··· MATERIAL TO PROCESS ···

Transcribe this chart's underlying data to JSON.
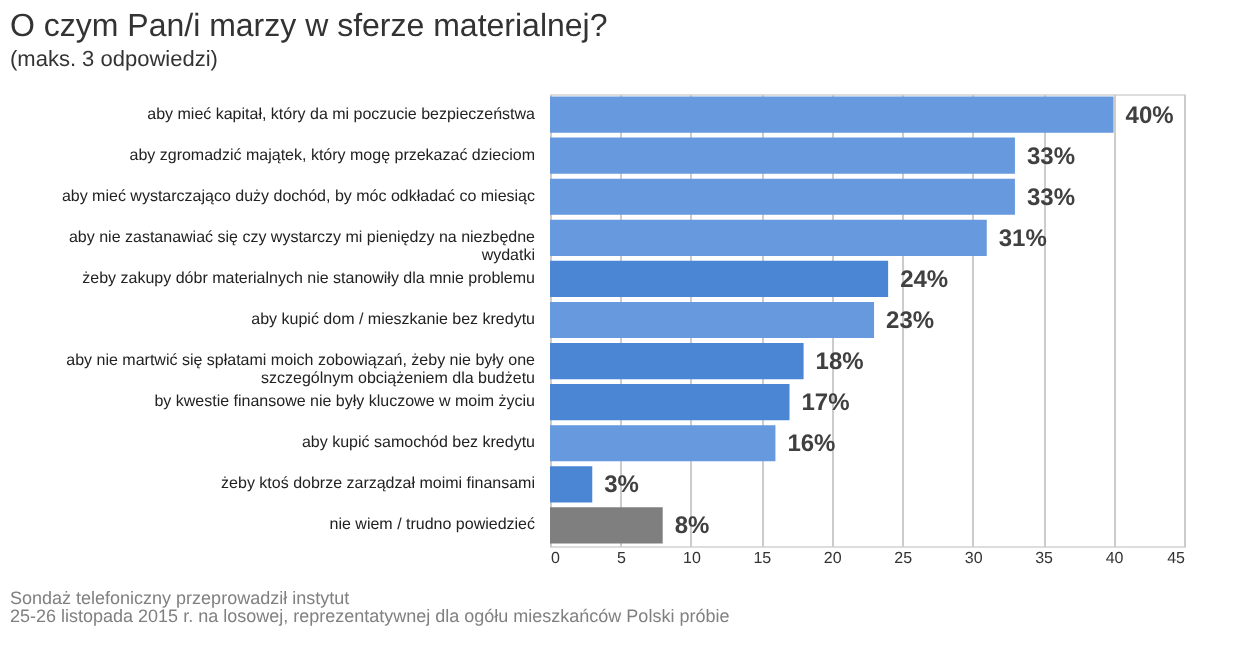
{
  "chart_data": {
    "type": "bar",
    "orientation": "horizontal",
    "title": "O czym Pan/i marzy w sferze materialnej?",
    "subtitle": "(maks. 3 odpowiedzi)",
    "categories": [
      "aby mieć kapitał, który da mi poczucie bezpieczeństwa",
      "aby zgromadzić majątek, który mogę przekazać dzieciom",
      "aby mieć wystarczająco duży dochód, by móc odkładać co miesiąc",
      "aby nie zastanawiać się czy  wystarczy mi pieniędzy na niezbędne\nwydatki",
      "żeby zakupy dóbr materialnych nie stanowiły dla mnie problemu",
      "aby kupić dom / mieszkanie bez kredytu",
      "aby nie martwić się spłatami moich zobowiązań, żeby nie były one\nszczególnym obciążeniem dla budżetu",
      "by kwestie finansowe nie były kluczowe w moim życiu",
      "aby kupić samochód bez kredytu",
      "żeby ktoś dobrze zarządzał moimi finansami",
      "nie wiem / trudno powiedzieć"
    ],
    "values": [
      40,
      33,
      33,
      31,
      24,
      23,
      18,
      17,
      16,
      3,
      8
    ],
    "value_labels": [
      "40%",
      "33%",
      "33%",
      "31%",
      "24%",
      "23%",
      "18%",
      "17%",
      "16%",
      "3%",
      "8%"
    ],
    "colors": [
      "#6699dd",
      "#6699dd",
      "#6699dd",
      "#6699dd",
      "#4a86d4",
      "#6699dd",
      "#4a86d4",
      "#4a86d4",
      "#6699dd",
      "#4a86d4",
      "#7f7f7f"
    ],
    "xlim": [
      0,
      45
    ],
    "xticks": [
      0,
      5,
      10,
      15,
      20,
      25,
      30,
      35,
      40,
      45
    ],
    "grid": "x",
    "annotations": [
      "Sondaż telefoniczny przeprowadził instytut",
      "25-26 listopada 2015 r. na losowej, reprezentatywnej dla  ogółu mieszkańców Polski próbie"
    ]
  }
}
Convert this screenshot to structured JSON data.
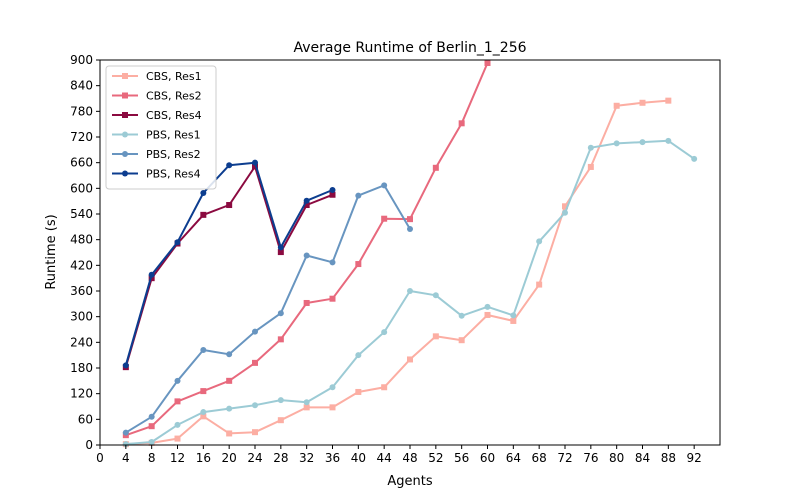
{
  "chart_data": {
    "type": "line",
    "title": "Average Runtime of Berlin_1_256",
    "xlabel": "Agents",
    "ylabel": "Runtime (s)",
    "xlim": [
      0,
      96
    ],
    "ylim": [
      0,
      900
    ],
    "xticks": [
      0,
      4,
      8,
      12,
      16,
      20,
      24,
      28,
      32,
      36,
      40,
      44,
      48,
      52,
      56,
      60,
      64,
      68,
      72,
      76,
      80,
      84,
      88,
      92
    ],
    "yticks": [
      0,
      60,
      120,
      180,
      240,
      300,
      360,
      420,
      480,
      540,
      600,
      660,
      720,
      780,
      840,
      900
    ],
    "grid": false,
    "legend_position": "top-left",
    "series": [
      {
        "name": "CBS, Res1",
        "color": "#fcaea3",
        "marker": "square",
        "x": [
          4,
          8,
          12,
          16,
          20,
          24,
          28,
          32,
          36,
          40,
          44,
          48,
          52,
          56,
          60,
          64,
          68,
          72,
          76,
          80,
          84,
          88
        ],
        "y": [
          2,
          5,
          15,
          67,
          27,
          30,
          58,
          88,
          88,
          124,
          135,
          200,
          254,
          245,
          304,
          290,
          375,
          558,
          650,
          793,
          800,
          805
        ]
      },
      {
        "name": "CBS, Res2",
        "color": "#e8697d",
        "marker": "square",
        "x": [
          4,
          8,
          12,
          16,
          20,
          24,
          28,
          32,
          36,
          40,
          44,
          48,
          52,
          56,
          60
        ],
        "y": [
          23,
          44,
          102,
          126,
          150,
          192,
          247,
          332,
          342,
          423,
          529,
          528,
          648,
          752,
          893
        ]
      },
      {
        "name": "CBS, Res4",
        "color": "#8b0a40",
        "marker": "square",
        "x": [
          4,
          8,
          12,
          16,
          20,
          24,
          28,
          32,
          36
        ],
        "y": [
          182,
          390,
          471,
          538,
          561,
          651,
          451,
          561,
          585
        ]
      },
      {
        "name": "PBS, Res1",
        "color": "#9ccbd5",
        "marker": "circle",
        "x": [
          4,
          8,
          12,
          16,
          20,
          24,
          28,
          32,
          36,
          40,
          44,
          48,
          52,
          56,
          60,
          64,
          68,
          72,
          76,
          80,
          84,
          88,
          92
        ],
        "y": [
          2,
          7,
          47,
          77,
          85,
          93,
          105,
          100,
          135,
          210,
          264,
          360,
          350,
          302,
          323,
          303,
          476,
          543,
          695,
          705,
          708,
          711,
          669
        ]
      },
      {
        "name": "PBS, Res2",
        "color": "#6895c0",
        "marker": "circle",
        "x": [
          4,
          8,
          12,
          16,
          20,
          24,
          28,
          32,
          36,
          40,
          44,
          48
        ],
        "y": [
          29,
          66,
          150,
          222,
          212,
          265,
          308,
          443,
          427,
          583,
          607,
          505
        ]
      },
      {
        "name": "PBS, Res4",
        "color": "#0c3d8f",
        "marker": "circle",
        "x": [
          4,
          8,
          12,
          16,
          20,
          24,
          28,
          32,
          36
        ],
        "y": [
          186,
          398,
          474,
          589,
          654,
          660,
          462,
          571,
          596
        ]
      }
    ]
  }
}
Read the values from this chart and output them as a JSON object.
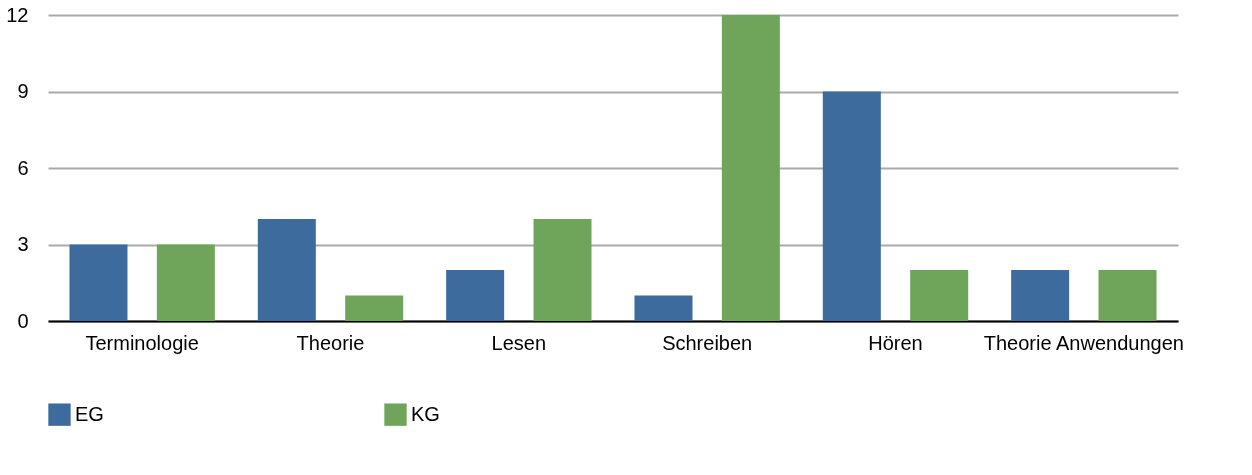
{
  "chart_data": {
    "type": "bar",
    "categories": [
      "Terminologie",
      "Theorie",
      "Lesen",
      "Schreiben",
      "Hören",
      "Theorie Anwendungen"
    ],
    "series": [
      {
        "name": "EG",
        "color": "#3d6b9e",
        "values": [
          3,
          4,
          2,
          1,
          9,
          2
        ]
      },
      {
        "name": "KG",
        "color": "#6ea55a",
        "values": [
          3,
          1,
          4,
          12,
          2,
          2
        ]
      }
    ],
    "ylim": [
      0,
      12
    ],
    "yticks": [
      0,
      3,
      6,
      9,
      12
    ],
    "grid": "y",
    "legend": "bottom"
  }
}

···

▶ [WHAT YOU WILL DO] Every entry must be written out exactly, with all pictures left out.

▶ [RIGHT ANSWER]
Transcribe this chart's underlying data to JSON.
{
  "chart_data": {
    "type": "bar",
    "orientation": "horizontal",
    "title": "O czym Pan/i marzy w sferze materialnej?",
    "subtitle": "(maks. 3 odpowiedzi)",
    "categories": [
      "aby mieć kapitał, który da mi poczucie bezpieczeństwa",
      "aby zgromadzić majątek, który mogę przekazać dzieciom",
      "aby mieć wystarczająco duży dochód, by móc odkładać co miesiąc",
      "aby nie zastanawiać się czy  wystarczy mi pieniędzy na niezbędne\nwydatki",
      "żeby zakupy dóbr materialnych nie stanowiły dla mnie problemu",
      "aby kupić dom / mieszkanie bez kredytu",
      "aby nie martwić się spłatami moich zobowiązań, żeby nie były one\nszczególnym obciążeniem dla budżetu",
      "by kwestie finansowe nie były kluczowe w moim życiu",
      "aby kupić samochód bez kredytu",
      "żeby ktoś dobrze zarządzał moimi finansami",
      "nie wiem / trudno powiedzieć"
    ],
    "values": [
      40,
      33,
      33,
      31,
      24,
      23,
      18,
      17,
      16,
      3,
      8
    ],
    "value_labels": [
      "40%",
      "33%",
      "33%",
      "31%",
      "24%",
      "23%",
      "18%",
      "17%",
      "16%",
      "3%",
      "8%"
    ],
    "colors": [
      "#6699dd",
      "#6699dd",
      "#6699dd",
      "#6699dd",
      "#4a86d4",
      "#6699dd",
      "#4a86d4",
      "#4a86d4",
      "#6699dd",
      "#4a86d4",
      "#7f7f7f"
    ],
    "xlim": [
      0,
      45
    ],
    "xticks": [
      0,
      5,
      10,
      15,
      20,
      25,
      30,
      35,
      40,
      45
    ],
    "grid": "x",
    "annotations": [
      "Sondaż telefoniczny przeprowadził instytut",
      "25-26 listopada 2015 r. na losowej, reprezentatywnej dla  ogółu mieszkańców Polski próbie"
    ]
  }
}
Convert this screenshot to structured JSON data.
{
  "chart_data": {
    "type": "line",
    "title": "Average Runtime of Berlin_1_256",
    "xlabel": "Agents",
    "ylabel": "Runtime (s)",
    "xlim": [
      0,
      96
    ],
    "ylim": [
      0,
      900
    ],
    "xticks": [
      0,
      4,
      8,
      12,
      16,
      20,
      24,
      28,
      32,
      36,
      40,
      44,
      48,
      52,
      56,
      60,
      64,
      68,
      72,
      76,
      80,
      84,
      88,
      92
    ],
    "yticks": [
      0,
      60,
      120,
      180,
      240,
      300,
      360,
      420,
      480,
      540,
      600,
      660,
      720,
      780,
      840,
      900
    ],
    "grid": false,
    "legend_position": "top-left",
    "series": [
      {
        "name": "CBS, Res1",
        "color": "#fcaea3",
        "marker": "square",
        "x": [
          4,
          8,
          12,
          16,
          20,
          24,
          28,
          32,
          36,
          40,
          44,
          48,
          52,
          56,
          60,
          64,
          68,
          72,
          76,
          80,
          84,
          88
        ],
        "y": [
          2,
          5,
          15,
          67,
          27,
          30,
          58,
          88,
          88,
          124,
          135,
          200,
          254,
          245,
          304,
          290,
          375,
          558,
          650,
          793,
          800,
          805
        ]
      },
      {
        "name": "CBS, Res2",
        "color": "#e8697d",
        "marker": "square",
        "x": [
          4,
          8,
          12,
          16,
          20,
          24,
          28,
          32,
          36,
          40,
          44,
          48,
          52,
          56,
          60
        ],
        "y": [
          23,
          44,
          102,
          126,
          150,
          192,
          247,
          332,
          342,
          423,
          529,
          528,
          648,
          752,
          893
        ]
      },
      {
        "name": "CBS, Res4",
        "color": "#8b0a40",
        "marker": "square",
        "x": [
          4,
          8,
          12,
          16,
          20,
          24,
          28,
          32,
          36
        ],
        "y": [
          182,
          390,
          471,
          538,
          561,
          651,
          451,
          561,
          585
        ]
      },
      {
        "name": "PBS, Res1",
        "color": "#9ccbd5",
        "marker": "circle",
        "x": [
          4,
          8,
          12,
          16,
          20,
          24,
          28,
          32,
          36,
          40,
          44,
          48,
          52,
          56,
          60,
          64,
          68,
          72,
          76,
          80,
          84,
          88,
          92
        ],
        "y": [
          2,
          7,
          47,
          77,
          85,
          93,
          105,
          100,
          135,
          210,
          264,
          360,
          350,
          302,
          323,
          303,
          476,
          543,
          695,
          705,
          708,
          711,
          669
        ]
      },
      {
        "name": "PBS, Res2",
        "color": "#6895c0",
        "marker": "circle",
        "x": [
          4,
          8,
          12,
          16,
          20,
          24,
          28,
          32,
          36,
          40,
          44,
          48
        ],
        "y": [
          29,
          66,
          150,
          222,
          212,
          265,
          308,
          443,
          427,
          583,
          607,
          505
        ]
      },
      {
        "name": "PBS, Res4",
        "color": "#0c3d8f",
        "marker": "circle",
        "x": [
          4,
          8,
          12,
          16,
          20,
          24,
          28,
          32,
          36
        ],
        "y": [
          186,
          398,
          474,
          589,
          654,
          660,
          462,
          571,
          596
        ]
      }
    ]
  }
}
Read the values from this chart and output them as a JSON object.
{
  "chart_data": {
    "type": "bar",
    "categories": [
      "Terminologie",
      "Theorie",
      "Lesen",
      "Schreiben",
      "Hören",
      "Theorie Anwendungen"
    ],
    "series": [
      {
        "name": "EG",
        "color": "#3d6b9e",
        "values": [
          3,
          4,
          2,
          1,
          9,
          2
        ]
      },
      {
        "name": "KG",
        "color": "#6ea55a",
        "values": [
          3,
          1,
          4,
          12,
          2,
          2
        ]
      }
    ],
    "ylim": [
      0,
      12
    ],
    "yticks": [
      0,
      3,
      6,
      9,
      12
    ],
    "grid": "y",
    "legend": "bottom"
  }
}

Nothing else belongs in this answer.